YOUR OBJECTIVE: Reproduce every entry exactly, without alteration.

[BEGIN EXTRACTED ENTRIES]

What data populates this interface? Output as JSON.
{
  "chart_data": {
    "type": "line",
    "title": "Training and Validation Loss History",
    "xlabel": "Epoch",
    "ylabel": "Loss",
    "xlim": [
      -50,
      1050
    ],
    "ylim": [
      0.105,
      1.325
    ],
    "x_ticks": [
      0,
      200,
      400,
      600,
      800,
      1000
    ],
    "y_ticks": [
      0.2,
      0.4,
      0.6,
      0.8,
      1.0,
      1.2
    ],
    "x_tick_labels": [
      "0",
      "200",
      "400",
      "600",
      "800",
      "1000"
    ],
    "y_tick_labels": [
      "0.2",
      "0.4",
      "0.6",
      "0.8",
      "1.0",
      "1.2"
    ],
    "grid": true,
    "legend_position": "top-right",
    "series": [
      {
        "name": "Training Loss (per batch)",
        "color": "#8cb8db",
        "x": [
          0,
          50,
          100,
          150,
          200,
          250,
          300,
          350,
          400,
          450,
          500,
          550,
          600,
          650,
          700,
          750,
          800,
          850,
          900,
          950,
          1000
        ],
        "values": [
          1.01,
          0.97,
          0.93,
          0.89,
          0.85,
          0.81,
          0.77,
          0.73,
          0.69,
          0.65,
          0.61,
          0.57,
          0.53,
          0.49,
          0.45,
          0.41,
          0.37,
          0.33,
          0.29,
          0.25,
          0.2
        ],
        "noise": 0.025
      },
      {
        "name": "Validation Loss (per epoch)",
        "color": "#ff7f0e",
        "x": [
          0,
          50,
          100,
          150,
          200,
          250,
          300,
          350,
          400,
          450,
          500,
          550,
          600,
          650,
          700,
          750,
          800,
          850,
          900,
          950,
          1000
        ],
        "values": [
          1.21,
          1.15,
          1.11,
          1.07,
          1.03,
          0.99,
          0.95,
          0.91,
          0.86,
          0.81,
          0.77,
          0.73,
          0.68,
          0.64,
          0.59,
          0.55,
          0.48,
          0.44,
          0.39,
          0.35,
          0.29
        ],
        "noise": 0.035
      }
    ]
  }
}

[END EXTRACTED ENTRIES]

SOLUTION BELOW:
What data populates this interface? Output as JSON.
{
  "chart_data": {
    "type": "line",
    "title": "Training and Validation Loss History",
    "xlabel": "Epoch",
    "ylabel": "Loss",
    "xlim": [
      -50,
      1050
    ],
    "ylim": [
      0.105,
      1.325
    ],
    "x_ticks": [
      0,
      200,
      400,
      600,
      800,
      1000
    ],
    "y_ticks": [
      0.2,
      0.4,
      0.6,
      0.8,
      1.0,
      1.2
    ],
    "x_tick_labels": [
      "0",
      "200",
      "400",
      "600",
      "800",
      "1000"
    ],
    "y_tick_labels": [
      "0.2",
      "0.4",
      "0.6",
      "0.8",
      "1.0",
      "1.2"
    ],
    "grid": true,
    "legend_position": "top-right",
    "series": [
      {
        "name": "Training Loss (per batch)",
        "color": "#8cb8db",
        "x": [
          0,
          50,
          100,
          150,
          200,
          250,
          300,
          350,
          400,
          450,
          500,
          550,
          600,
          650,
          700,
          750,
          800,
          850,
          900,
          950,
          1000
        ],
        "values": [
          1.01,
          0.97,
          0.93,
          0.89,
          0.85,
          0.81,
          0.77,
          0.73,
          0.69,
          0.65,
          0.61,
          0.57,
          0.53,
          0.49,
          0.45,
          0.41,
          0.37,
          0.33,
          0.29,
          0.25,
          0.2
        ],
        "noise": 0.025
      },
      {
        "name": "Validation Loss (per epoch)",
        "color": "#ff7f0e",
        "x": [
          0,
          50,
          100,
          150,
          200,
          250,
          300,
          350,
          400,
          450,
          500,
          550,
          600,
          650,
          700,
          750,
          800,
          850,
          900,
          950,
          1000
        ],
        "values": [
          1.21,
          1.15,
          1.11,
          1.07,
          1.03,
          0.99,
          0.95,
          0.91,
          0.86,
          0.81,
          0.77,
          0.73,
          0.68,
          0.64,
          0.59,
          0.55,
          0.48,
          0.44,
          0.39,
          0.35,
          0.29
        ],
        "noise": 0.035
      }
    ]
  }
}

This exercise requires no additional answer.